- SET TASK: Extract every record, exactly as written, and ignore the pictures.

- LISTING:
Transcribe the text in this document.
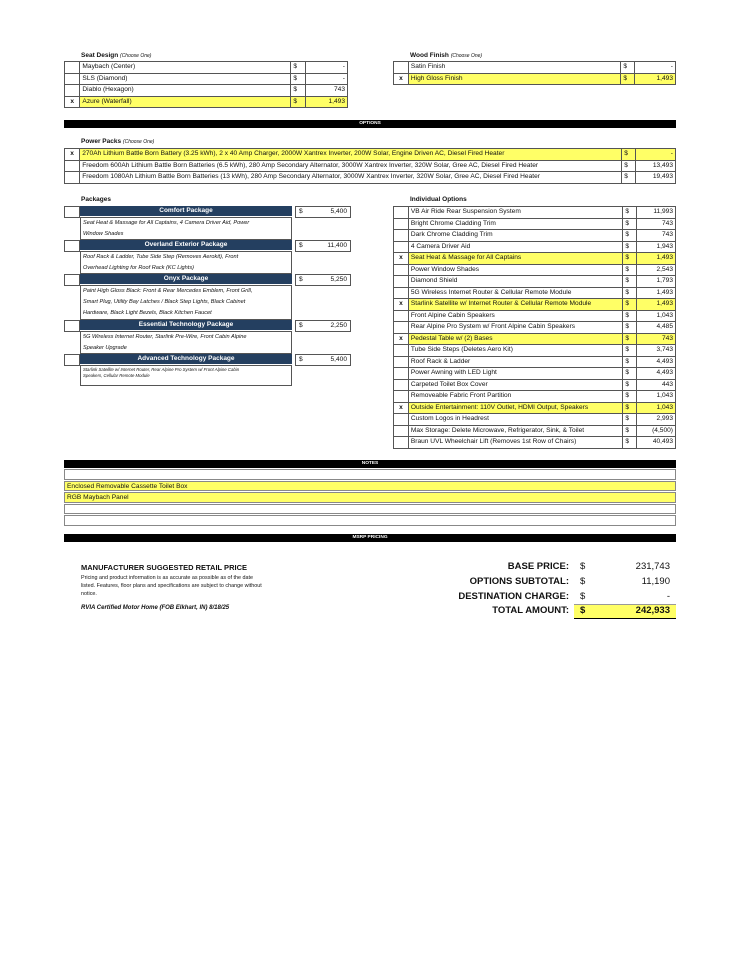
Seat Design (Choose One)
	Maybach (Center)	$	-
	SLS (Diamond)	$	-
	Diablo (Hexagon)	$	743
x	Azure (Waterfall)	$	1,493
Wood Finish (Choose One)
	Satin Finish	$	-
x	High Gloss Finish	$	1,493
OPTIONS
Power Packs (Choose One)
x	270Ah Lithium Battle Born Battery (3.25 kWh), 2 x 40 Amp Charger, 2000W Xantrex Inverter, 200W Solar, Engine Driven AC, Diesel Fired Heater	$	-
	Freedom 600Ah Lithium Battle Born Batteries (6.5 kWh), 280 Amp Secondary Alternator, 3000W Xantrex Inverter, 320W Solar, Gree AC, Diesel Fired Heater	$	13,493
	Freedom 1080Ah Lithium Battle Born Batteries (13 kWh), 280 Amp Secondary Alternator, 3000W Xantrex Inverter, 320W Solar, Gree AC, Diesel Fired Heater	$	19,493
Packages
Comfort Package	$	5,400
Seat Heat & Massage for All Captains, 4 Camera Driver Aid, Power
Window Shades
Overland Exterior Package	$	11,400
Roof Rack & Ladder, Tube Side Step (Removes Aerokit), Front
Overhead Lighting for Roof Rack (KC Lights)
Onyx Package	$	5,250
Paint High Gloss Black: Front & Rear Mercedes Emblem, Front Grill,
Smart Plug, Utility Bay Latches / Black Step Lights, Black Cabinet
Hardware, Black Light Bezels, Black Kitchen Faucet
Essential Technology Package	$	2,250
5G Wireless Internet Router, Starlink Pre-Wire, Front Cabin Alpine
Speaker Upgrade
Advanced Technology Package	$	5,400
Starlink Satellite w/ Internet Router, Rear Alpine Pro System w/ Front Alpine Cabin
Speakers, Cellular Remote Module
Individual Options
	VB Air Ride Rear Suspension System	$	11,993
	Bright Chrome Cladding Trim	$	743
	Dark Chrome Cladding Trim	$	743
	4 Camera Driver Aid	$	1,943
x	Seat Heat & Massage for All Captains	$	1,493
	Power Window Shades	$	2,543
	Diamond Shield	$	1,793
	5G Wireless Internet Router & Cellular Remote Module	$	1,493
x	Starlink Satellite w/ Internet Router & Cellular Remote Module	$	1,493
	Front Alpine Cabin Speakers	$	1,043
	Rear Alpine Pro System w/ Front Alpine Cabin Speakers	$	4,485
x	Pedestal Table w/ (2) Bases	$	743
	Tube Side Steps (Deletes Aero Kit)	$	3,743
	Roof Rack & Ladder	$	4,493
	Power Awning with LED Light	$	4,493
	Carpeted Toilet Box Cover	$	443
	Removeable Fabric Front Partition	$	1,043
x	Outside Entertainment: 110V Outlet, HDMI Output, Speakers	$	1,043
	Custom Logos in Headrest	$	2,993
	Max Storage: Delete Microwave, Refrigerator, Sink, & Toilet	$	(4,500)
	Braun UVL Wheelchair Lift (Removes 1st Row of Chairs)	$	40,493
NOTES
Enclosed Removable Cassette Toilet Box
RGB Maybach Panel
MSRP PRICING
MANUFACTURER SUGGESTED RETAIL PRICE
Pricing and product information is as accurate as possible as of the date
listed. Features, floor plans and specifications are subject to change without
notice.
RVIA Certified Motor Home (FOB Elkhart, IN) 8/18/25
BASE PRICE: $	231,743
OPTIONS SUBTOTAL: $	11,190
DESTINATION CHARGE: $	-
TOTAL AMOUNT: $	242,933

- ANSWER:
Transcribe the text in this document.
Seat Design (Choose One)
	Maybach (Center)	$	-
	SLS (Diamond)	$	-
	Diablo (Hexagon)	$	743
x	Azure (Waterfall)	$	1,493
Wood Finish (Choose One)
	Satin Finish	$	-
x	High Gloss Finish	$	1,493
OPTIONS
Power Packs (Choose One)
x	270Ah Lithium Battle Born Battery (3.25 kWh), 2 x 40 Amp Charger, 2000W Xantrex Inverter, 200W Solar, Engine Driven AC, Diesel Fired Heater	$	-
	Freedom 600Ah Lithium Battle Born Batteries (6.5 kWh), 280 Amp Secondary Alternator, 3000W Xantrex Inverter, 320W Solar, Gree AC, Diesel Fired Heater	$	13,493
	Freedom 1080Ah Lithium Battle Born Batteries (13 kWh), 280 Amp Secondary Alternator, 3000W Xantrex Inverter, 320W Solar, Gree AC, Diesel Fired Heater	$	19,493
Packages
Comfort Package	$	5,400
Seat Heat & Massage for All Captains, 4 Camera Driver Aid, Power
Window Shades
Overland Exterior Package	$	11,400
Roof Rack & Ladder, Tube Side Step (Removes Aerokit), Front
Overhead Lighting for Roof Rack (KC Lights)
Onyx Package	$	5,250
Paint High Gloss Black: Front & Rear Mercedes Emblem, Front Grill,
Smart Plug, Utility Bay Latches / Black Step Lights, Black Cabinet
Hardware, Black Light Bezels, Black Kitchen Faucet
Essential Technology Package	$	2,250
5G Wireless Internet Router, Starlink Pre-Wire, Front Cabin Alpine
Speaker Upgrade
Advanced Technology Package	$	5,400
Starlink Satellite w/ Internet Router, Rear Alpine Pro System w/ Front Alpine Cabin
Speakers, Cellular Remote Module
Individual Options
	VB Air Ride Rear Suspension System	$	11,993
	Bright Chrome Cladding Trim	$	743
	Dark Chrome Cladding Trim	$	743
	4 Camera Driver Aid	$	1,943
x	Seat Heat & Massage for All Captains	$	1,493
	Power Window Shades	$	2,543
	Diamond Shield	$	1,793
	5G Wireless Internet Router & Cellular Remote Module	$	1,493
x	Starlink Satellite w/ Internet Router & Cellular Remote Module	$	1,493
	Front Alpine Cabin Speakers	$	1,043
	Rear Alpine Pro System w/ Front Alpine Cabin Speakers	$	4,485
x	Pedestal Table w/ (2) Bases	$	743
	Tube Side Steps (Deletes Aero Kit)	$	3,743
	Roof Rack & Ladder	$	4,493
	Power Awning with LED Light	$	4,493
	Carpeted Toilet Box Cover	$	443
	Removeable Fabric Front Partition	$	1,043
x	Outside Entertainment: 110V Outlet, HDMI Output, Speakers	$	1,043
	Custom Logos in Headrest	$	2,993
	Max Storage: Delete Microwave, Refrigerator, Sink, & Toilet	$	(4,500)
	Braun UVL Wheelchair Lift (Removes 1st Row of Chairs)	$	40,493
NOTES
Enclosed Removable Cassette Toilet Box
RGB Maybach Panel
MSRP PRICING
MANUFACTURER SUGGESTED RETAIL PRICE
Pricing and product information is as accurate as possible as of the date
listed. Features, floor plans and specifications are subject to change without
notice.
RVIA Certified Motor Home (FOB Elkhart, IN) 8/18/25
BASE PRICE: $	231,743
OPTIONS SUBTOTAL: $	11,190
DESTINATION CHARGE: $	-
TOTAL AMOUNT: $	242,933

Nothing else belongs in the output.